INFORMATION PROVIDED:
☆ ☆ ☆

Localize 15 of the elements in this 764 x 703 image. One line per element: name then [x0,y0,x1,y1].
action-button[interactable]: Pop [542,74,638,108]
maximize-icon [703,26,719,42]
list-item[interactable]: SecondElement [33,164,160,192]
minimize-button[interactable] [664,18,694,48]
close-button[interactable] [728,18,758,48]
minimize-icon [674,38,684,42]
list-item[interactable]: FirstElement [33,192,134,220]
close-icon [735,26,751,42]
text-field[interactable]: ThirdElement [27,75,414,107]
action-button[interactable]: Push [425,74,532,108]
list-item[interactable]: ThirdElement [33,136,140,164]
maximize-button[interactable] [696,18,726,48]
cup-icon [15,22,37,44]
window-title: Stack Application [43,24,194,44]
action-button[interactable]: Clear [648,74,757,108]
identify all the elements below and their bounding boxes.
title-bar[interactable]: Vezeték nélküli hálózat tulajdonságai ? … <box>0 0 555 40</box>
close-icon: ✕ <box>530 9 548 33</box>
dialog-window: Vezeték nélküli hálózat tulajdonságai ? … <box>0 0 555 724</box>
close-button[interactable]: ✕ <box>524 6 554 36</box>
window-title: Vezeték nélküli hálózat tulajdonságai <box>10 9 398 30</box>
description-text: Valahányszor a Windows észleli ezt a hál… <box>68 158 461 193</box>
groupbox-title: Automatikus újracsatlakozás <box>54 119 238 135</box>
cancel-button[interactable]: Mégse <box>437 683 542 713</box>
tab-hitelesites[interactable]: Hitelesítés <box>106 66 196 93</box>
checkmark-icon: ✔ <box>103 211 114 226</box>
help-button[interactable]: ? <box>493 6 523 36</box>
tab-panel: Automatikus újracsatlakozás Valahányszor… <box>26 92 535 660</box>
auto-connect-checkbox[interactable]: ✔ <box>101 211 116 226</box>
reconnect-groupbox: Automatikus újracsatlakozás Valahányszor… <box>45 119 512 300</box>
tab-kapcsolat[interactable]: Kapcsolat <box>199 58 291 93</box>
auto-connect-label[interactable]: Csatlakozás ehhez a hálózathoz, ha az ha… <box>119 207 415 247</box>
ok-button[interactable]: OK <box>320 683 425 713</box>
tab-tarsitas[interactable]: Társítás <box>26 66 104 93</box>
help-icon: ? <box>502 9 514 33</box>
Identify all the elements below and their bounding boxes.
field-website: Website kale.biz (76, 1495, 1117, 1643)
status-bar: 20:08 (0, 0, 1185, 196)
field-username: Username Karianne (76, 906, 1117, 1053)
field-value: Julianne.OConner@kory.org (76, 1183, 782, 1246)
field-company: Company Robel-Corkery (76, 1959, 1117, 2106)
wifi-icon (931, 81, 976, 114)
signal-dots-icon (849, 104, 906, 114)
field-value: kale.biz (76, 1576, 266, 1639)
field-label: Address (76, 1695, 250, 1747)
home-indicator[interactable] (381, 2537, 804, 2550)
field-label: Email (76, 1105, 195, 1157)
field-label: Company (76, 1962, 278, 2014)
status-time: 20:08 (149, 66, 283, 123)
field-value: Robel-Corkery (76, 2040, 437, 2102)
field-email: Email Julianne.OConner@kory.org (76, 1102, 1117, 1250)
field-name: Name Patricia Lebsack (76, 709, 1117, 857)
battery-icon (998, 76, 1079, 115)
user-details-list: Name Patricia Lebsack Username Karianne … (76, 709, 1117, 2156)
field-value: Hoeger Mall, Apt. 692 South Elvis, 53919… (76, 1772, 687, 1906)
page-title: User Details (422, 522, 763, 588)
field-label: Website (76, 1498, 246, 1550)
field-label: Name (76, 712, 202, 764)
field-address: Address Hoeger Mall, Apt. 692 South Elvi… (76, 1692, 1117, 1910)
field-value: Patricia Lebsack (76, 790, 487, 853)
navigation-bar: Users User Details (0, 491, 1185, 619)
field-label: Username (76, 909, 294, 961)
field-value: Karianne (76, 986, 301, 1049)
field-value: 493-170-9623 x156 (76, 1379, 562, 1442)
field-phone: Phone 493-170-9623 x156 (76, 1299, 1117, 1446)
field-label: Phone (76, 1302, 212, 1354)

☆ ☆ ☆

EXERCISE DIRECTIONS: Reproduce word for word the items from the first line through the line that contains "cup-icon [15,22,37,44]", with that line included.

OUTPUT OF THE TASK:
Localize 15 of the elements in this 764 x 703 image. One line per element: name then [x0,y0,x1,y1].
action-button[interactable]: Pop [542,74,638,108]
maximize-icon [703,26,719,42]
list-item[interactable]: SecondElement [33,164,160,192]
minimize-button[interactable] [664,18,694,48]
close-button[interactable] [728,18,758,48]
minimize-icon [674,38,684,42]
list-item[interactable]: FirstElement [33,192,134,220]
close-icon [735,26,751,42]
text-field[interactable]: ThirdElement [27,75,414,107]
action-button[interactable]: Push [425,74,532,108]
list-item[interactable]: ThirdElement [33,136,140,164]
maximize-button[interactable] [696,18,726,48]
cup-icon [15,22,37,44]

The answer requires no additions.